Data records
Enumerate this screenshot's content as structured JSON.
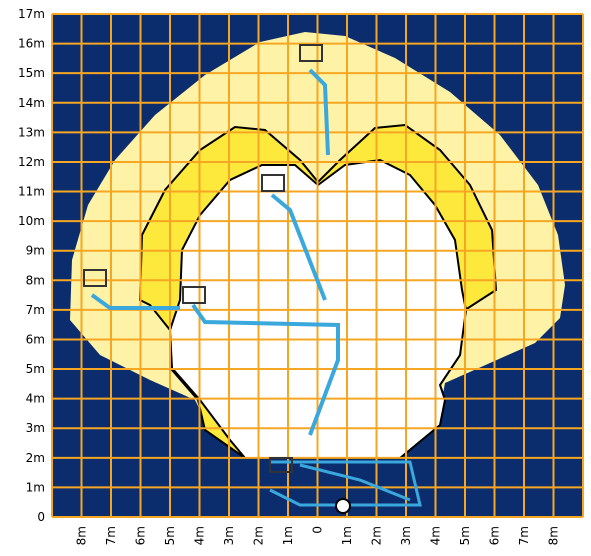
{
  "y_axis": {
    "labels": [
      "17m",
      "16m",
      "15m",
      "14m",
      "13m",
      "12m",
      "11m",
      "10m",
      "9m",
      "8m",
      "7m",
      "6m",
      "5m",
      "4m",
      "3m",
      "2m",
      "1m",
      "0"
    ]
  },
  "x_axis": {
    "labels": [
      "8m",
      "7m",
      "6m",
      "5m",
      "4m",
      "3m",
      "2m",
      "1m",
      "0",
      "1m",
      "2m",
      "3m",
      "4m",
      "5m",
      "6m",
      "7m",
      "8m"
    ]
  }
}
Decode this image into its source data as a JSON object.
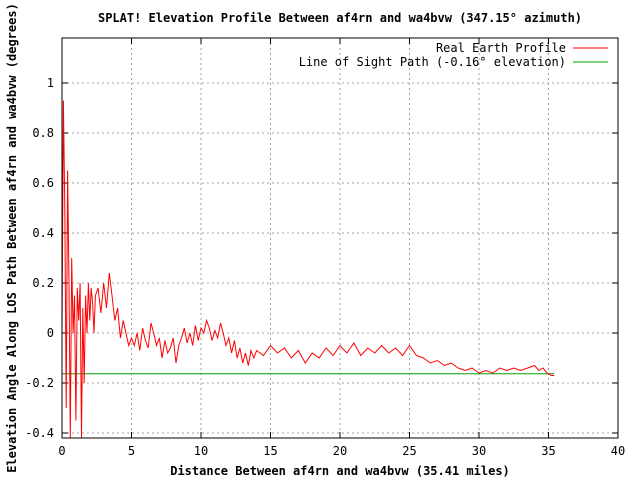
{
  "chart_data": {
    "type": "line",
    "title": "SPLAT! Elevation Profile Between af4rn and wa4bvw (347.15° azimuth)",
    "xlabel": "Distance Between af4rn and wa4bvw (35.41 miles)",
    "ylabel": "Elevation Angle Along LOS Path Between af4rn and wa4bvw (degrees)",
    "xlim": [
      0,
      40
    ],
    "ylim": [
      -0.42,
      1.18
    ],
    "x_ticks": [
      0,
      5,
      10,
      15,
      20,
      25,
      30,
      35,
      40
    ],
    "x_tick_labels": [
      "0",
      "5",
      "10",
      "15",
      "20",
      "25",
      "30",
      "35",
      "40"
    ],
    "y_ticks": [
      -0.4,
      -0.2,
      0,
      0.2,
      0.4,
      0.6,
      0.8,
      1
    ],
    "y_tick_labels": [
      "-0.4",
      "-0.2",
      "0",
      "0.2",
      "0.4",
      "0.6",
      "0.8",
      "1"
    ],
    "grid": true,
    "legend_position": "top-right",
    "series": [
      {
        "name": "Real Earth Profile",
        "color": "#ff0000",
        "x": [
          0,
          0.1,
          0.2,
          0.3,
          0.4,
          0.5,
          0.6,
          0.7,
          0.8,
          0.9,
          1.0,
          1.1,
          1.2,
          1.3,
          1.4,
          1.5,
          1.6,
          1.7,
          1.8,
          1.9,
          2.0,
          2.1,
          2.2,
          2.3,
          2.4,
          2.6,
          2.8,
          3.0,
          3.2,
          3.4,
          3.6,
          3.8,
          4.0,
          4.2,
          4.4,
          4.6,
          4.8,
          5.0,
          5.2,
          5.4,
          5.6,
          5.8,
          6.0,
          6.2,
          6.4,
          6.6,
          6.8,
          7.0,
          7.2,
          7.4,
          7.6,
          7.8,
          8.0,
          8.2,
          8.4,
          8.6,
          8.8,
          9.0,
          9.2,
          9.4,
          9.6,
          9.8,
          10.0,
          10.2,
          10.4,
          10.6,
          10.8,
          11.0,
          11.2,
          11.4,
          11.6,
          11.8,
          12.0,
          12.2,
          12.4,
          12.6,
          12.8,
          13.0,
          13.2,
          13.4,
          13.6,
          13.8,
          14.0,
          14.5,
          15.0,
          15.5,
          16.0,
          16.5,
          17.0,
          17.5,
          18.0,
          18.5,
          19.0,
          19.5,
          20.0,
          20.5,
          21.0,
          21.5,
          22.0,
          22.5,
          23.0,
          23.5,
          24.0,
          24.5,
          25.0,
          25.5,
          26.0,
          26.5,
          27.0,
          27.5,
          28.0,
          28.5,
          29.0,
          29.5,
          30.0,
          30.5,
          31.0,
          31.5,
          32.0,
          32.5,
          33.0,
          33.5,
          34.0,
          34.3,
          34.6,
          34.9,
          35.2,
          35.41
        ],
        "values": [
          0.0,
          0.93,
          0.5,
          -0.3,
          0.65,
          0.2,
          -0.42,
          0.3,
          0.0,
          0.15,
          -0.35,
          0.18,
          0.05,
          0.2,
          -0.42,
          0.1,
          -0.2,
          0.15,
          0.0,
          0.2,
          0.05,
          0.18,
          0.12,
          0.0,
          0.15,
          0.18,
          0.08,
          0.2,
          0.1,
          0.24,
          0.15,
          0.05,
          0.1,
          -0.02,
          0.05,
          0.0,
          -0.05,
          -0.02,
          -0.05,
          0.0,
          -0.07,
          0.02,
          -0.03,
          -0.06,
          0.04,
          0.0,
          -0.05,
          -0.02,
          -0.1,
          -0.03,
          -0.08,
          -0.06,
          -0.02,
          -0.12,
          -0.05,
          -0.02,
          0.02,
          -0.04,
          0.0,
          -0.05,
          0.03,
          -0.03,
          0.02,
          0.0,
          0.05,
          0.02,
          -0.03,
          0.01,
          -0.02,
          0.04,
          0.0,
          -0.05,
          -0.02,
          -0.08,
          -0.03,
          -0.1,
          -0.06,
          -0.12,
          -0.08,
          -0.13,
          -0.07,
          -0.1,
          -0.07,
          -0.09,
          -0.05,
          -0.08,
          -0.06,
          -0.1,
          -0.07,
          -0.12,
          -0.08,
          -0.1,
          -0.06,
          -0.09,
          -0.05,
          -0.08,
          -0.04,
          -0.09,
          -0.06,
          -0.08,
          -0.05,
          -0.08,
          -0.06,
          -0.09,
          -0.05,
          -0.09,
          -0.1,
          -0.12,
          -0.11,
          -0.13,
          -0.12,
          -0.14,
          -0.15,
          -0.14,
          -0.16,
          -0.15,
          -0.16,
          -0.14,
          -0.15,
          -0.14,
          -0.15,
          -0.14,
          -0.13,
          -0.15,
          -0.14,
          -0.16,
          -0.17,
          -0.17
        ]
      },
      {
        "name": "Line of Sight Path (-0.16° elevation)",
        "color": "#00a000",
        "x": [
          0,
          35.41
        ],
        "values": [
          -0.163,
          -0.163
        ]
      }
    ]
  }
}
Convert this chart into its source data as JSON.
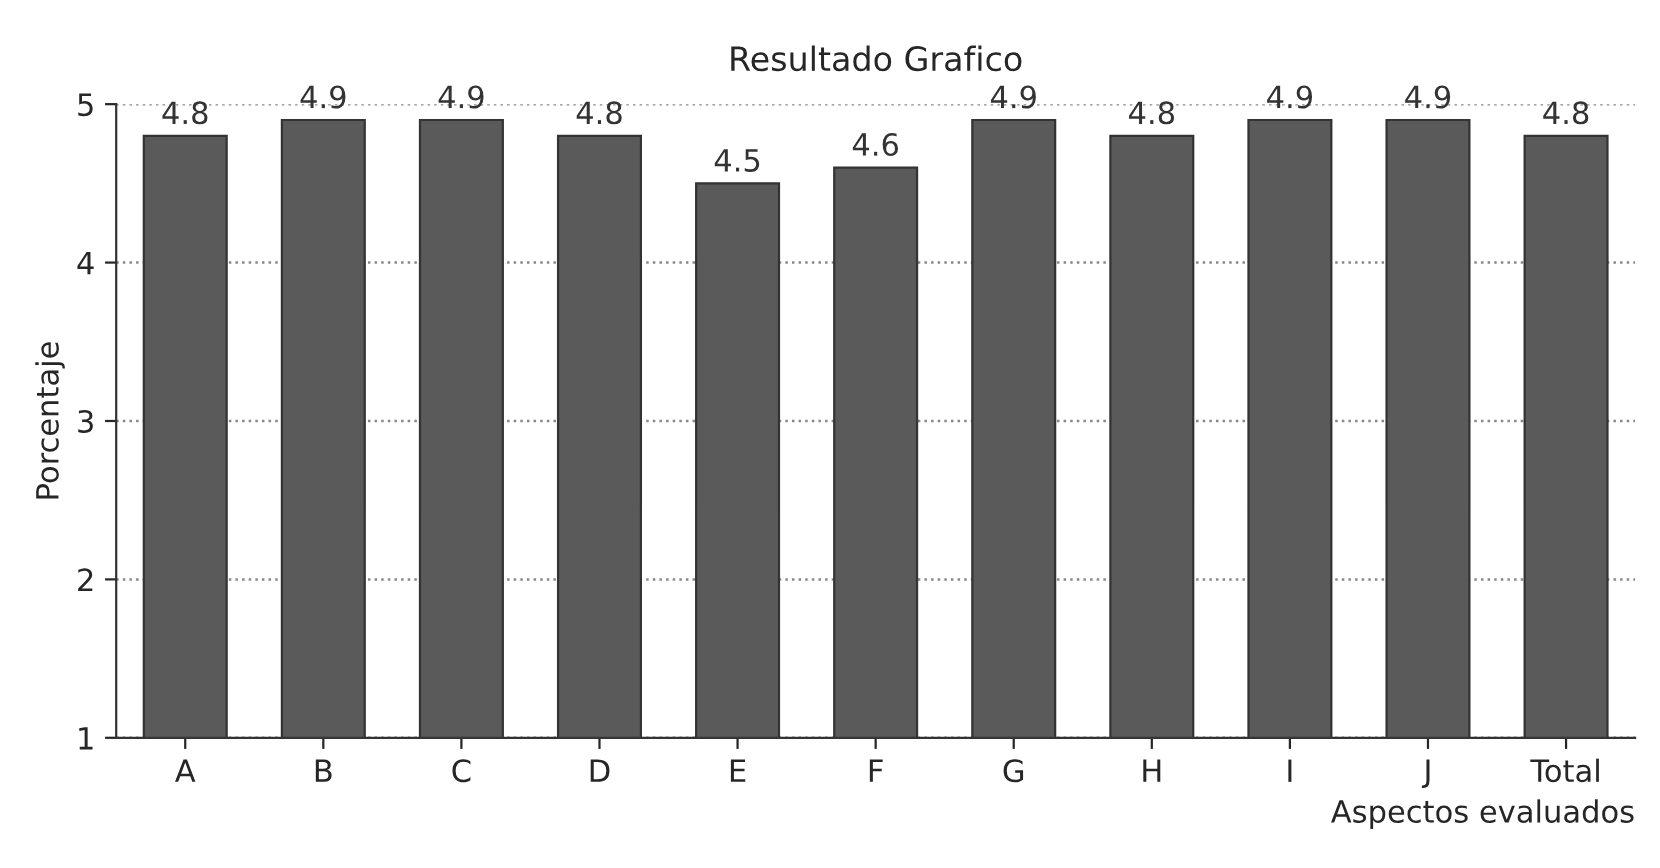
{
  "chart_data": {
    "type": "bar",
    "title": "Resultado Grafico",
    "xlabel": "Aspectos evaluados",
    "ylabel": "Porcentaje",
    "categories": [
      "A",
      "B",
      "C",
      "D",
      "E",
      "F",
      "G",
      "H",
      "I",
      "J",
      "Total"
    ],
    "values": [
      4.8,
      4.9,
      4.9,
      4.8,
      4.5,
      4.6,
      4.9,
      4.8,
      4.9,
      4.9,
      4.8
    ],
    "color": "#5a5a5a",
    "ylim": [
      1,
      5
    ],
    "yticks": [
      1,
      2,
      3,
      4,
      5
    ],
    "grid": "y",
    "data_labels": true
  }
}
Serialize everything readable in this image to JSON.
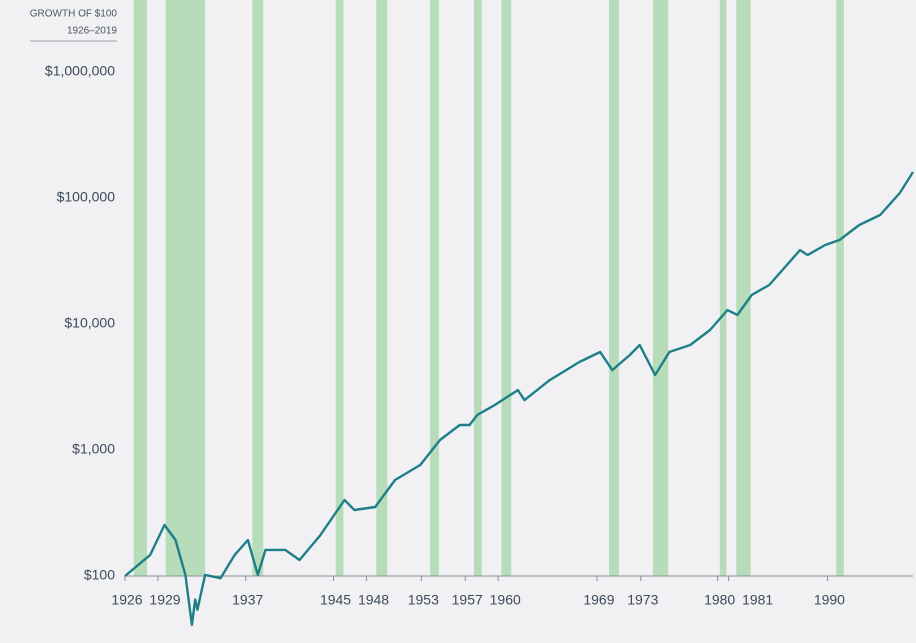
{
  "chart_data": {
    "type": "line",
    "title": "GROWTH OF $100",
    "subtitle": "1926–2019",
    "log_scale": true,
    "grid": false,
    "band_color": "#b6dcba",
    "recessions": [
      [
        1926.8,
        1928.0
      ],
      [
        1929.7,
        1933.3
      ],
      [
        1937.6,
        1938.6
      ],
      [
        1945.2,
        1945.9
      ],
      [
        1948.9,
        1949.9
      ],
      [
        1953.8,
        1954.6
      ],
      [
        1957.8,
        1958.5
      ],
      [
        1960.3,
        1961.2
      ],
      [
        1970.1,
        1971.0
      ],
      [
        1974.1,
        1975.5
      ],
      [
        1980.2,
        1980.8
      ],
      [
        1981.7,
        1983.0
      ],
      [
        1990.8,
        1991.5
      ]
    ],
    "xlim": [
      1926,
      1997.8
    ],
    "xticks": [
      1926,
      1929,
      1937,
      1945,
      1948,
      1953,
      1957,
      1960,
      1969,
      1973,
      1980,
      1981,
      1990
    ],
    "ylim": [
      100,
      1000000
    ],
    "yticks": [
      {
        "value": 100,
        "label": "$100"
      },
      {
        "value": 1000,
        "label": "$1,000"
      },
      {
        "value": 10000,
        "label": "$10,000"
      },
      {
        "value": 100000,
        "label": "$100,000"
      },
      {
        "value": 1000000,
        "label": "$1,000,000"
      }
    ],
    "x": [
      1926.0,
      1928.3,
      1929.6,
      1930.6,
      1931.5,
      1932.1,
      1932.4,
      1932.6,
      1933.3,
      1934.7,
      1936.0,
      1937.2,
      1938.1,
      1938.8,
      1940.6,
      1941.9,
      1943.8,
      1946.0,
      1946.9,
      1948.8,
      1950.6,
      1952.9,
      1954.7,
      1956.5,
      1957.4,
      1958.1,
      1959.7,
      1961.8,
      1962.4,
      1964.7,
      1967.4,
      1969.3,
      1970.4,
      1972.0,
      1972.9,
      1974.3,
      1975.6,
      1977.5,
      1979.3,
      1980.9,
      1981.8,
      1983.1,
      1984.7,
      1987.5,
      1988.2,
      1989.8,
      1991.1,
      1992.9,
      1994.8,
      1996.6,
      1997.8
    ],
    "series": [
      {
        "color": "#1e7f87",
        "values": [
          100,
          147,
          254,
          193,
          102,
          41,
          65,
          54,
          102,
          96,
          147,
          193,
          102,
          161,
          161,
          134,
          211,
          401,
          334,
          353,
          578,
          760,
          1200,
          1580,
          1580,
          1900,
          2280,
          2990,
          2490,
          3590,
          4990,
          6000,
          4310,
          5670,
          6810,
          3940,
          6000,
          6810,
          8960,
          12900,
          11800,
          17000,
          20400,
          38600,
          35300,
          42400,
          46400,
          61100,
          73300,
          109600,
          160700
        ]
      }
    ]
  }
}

◆ THE REQUEST
Count the lines above that contain the word "true", and give only that number.

◆ TASK ANSWER
3